Task description. Each line containing the word "name" needs to be copied.

Data section.

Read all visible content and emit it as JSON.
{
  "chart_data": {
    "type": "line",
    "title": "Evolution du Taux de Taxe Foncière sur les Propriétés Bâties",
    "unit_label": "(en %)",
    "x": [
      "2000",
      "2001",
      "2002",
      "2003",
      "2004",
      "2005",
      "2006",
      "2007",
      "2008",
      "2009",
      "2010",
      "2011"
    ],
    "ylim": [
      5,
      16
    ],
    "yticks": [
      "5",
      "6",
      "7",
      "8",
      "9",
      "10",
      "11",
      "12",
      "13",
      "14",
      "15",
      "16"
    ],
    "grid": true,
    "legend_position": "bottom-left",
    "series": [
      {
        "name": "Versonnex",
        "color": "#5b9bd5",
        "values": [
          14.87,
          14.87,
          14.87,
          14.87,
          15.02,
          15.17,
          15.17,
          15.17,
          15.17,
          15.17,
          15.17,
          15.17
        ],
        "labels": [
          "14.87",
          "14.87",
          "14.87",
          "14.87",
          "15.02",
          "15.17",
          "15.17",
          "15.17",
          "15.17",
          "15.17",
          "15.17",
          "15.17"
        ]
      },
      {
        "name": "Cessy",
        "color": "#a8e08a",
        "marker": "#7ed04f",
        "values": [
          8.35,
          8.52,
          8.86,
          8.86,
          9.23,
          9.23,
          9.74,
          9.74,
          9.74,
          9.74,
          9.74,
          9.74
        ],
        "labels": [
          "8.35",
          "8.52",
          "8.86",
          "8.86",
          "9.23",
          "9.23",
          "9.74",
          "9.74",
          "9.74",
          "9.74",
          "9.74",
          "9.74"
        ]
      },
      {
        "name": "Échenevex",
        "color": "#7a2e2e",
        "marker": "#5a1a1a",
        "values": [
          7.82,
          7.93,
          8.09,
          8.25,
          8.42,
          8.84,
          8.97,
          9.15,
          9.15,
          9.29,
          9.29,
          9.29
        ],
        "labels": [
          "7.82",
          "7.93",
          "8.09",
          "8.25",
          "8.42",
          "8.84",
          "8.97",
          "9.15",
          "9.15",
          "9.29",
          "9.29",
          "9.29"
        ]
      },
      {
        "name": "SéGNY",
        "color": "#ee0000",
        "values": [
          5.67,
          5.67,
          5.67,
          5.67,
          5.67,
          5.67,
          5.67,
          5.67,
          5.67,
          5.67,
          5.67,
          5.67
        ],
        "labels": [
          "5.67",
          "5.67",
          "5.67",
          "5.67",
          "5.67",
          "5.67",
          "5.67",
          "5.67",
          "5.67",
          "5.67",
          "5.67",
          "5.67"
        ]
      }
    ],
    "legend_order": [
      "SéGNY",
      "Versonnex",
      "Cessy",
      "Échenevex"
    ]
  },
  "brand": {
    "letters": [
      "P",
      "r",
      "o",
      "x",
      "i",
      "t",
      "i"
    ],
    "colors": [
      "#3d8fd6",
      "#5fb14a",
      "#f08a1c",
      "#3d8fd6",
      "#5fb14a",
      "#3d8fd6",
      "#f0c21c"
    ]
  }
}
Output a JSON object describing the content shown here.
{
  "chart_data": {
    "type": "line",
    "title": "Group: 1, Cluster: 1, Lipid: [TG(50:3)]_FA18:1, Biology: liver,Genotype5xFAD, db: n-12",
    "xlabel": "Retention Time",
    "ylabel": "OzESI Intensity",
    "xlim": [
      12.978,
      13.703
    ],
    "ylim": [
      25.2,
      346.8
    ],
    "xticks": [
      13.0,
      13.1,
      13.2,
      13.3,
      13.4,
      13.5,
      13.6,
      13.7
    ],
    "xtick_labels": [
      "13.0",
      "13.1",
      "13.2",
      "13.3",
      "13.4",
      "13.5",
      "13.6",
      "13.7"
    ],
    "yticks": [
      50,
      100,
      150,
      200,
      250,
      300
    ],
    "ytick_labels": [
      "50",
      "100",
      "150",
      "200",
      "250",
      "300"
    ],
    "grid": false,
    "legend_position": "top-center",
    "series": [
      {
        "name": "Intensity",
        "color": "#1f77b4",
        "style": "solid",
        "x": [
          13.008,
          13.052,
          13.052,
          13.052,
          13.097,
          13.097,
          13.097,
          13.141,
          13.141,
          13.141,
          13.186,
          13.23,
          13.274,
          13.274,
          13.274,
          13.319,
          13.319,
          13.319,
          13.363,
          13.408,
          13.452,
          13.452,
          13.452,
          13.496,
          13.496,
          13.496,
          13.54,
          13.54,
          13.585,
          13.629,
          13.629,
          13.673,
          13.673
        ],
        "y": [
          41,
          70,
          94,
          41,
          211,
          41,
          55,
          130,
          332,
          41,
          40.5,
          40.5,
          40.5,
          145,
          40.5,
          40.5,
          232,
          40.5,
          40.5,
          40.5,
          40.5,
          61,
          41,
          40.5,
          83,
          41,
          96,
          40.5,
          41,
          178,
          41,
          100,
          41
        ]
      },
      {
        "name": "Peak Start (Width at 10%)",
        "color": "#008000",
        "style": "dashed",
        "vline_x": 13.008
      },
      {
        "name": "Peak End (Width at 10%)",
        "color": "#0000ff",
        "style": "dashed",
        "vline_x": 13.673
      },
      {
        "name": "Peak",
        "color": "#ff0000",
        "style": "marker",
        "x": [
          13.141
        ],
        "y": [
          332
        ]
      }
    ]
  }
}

Answer below.
        "name": "Versonnex",
        "name": "Cessy",
        "name": "Échenevex",
        "name": "SéGNY",
        "name": "Intensity",
        "name": "Peak Start (Width at 10%)",
        "name": "Peak End (Width at 10%)",
        "name": "Peak",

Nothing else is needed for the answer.